SHORT TASK A
In the passage on iterative solvers, into what two classes are methods for solving linear systems of equations divided?
SHORT TASK B
Write what comes next in the passage on iterative solvers, starting right after its last line.

PASSAGE SHOWN
Many computational problems require the solution of linear systems of
equations $Ax = b$, where $A$ is the coefficient matrix, $b$ is
the {\em right-hand side} \/and $x$ is the solution.

There are several methods for solving linear systems of equations. These
can be divided into two classes, direct and iterative methods. In
general direct methods are preferred because of their predictable
behaviour and robustness. However, the need to solve very large linear
systems in a reasonable time and with limited resources has been one of
the key reasons for the development of iterative solvers. 
We now know more of the behaviour and suitability of these methods
and are able to use them in different kind of applications.

HUTI is an effort to make an effective and well structured library
containing a collection of iterative methods. The methods implemented
in the library are:

\begin{itemize}
\item Conjugate Gradient (CG) \cite{Bar93}
\item Conjugate Gradient Squared (CGS) \cite{Bar93}
\item Bi-Conjugate Gradient Stabilized (Bi-CGSTAB) \cite{Bar93}
\item Bi-Conjugate Gradient Stabilized (2) (Bi-CGSTAB(2))

ENTRIES PROVIDED

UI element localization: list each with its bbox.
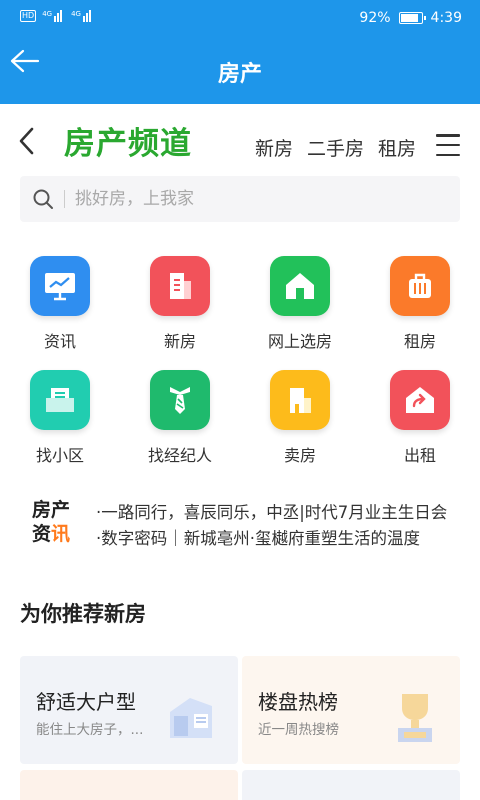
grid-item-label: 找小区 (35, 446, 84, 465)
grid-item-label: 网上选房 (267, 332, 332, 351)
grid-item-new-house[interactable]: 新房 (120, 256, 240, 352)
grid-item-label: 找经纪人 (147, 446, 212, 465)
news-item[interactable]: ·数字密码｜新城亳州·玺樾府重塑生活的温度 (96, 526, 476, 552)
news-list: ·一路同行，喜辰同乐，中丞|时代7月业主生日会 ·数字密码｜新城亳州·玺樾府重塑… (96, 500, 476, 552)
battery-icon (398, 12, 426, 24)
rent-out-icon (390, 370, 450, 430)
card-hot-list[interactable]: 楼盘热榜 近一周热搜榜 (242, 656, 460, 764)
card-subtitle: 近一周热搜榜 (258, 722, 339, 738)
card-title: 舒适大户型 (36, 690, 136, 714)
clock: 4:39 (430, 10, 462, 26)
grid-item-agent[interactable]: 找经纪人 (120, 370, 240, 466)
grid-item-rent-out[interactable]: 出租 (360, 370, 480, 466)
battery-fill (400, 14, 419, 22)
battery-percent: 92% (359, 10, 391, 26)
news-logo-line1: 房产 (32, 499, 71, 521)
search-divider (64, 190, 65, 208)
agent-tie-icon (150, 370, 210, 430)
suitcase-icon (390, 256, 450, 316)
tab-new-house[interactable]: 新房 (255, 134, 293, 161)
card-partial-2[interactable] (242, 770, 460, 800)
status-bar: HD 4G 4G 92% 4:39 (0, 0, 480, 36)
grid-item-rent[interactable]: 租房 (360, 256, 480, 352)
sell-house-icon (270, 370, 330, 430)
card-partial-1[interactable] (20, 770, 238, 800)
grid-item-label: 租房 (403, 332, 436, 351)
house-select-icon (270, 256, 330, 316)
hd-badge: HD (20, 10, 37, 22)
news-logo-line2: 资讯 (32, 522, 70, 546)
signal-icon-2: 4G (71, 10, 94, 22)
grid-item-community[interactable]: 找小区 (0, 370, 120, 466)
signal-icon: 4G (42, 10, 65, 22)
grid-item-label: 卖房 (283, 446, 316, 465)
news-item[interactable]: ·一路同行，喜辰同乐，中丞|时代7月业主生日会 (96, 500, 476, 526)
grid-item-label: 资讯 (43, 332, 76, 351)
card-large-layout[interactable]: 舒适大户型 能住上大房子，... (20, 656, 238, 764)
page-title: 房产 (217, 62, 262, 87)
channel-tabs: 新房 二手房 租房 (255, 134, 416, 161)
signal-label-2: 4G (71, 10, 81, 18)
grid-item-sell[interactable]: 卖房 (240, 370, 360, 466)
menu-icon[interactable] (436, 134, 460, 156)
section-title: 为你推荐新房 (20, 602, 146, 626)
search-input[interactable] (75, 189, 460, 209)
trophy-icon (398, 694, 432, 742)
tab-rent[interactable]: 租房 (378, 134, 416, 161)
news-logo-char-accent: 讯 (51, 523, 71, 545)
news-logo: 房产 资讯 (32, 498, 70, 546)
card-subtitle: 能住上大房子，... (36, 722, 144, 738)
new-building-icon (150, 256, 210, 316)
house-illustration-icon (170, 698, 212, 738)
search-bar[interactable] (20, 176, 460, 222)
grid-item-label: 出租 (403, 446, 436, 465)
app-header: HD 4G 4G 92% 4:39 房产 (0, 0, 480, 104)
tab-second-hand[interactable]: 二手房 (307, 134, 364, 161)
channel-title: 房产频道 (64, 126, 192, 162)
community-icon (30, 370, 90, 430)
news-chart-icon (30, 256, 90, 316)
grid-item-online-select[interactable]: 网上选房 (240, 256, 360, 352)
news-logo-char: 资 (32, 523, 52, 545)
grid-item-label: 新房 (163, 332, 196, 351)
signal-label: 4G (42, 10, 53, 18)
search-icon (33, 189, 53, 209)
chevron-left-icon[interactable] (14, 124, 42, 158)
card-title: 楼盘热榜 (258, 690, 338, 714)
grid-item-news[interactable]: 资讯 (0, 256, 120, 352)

EXERCISE ANSWER A
Direct methods and iterative methods.

EXERCISE ANSWER B
\item Quasi-Minimal Residual (QMR) \cite{Bar93,Fre91,Fre94,Buc96}
\item Transpose-Free Quasi-Minimal Residual (TFQMR) \cite{Fre93b}
\item Generalized Minimum Residual (GMRES) \cite{Bar93,Saa96}
\end{itemize}

This library supports both serial and parallel execution. Parallelisation
has been made in a distributed memory environment using message passing
as a communication method between processes. User has the same interface
into the library for both of the execution models. The selection of the
model can be controlled with special library routines or via environment
variables.

\section{Why HUTI?}

There are already several implementations of various iterative
methods both as libraries and as ``plain code''
\cite{Cun95,Bal95,Saa95,Fre96}.
HUTI differs from these implementations in the sense that it has been
specially tuned for the parallel architecture it is using and is
not meant to be a general purpose code.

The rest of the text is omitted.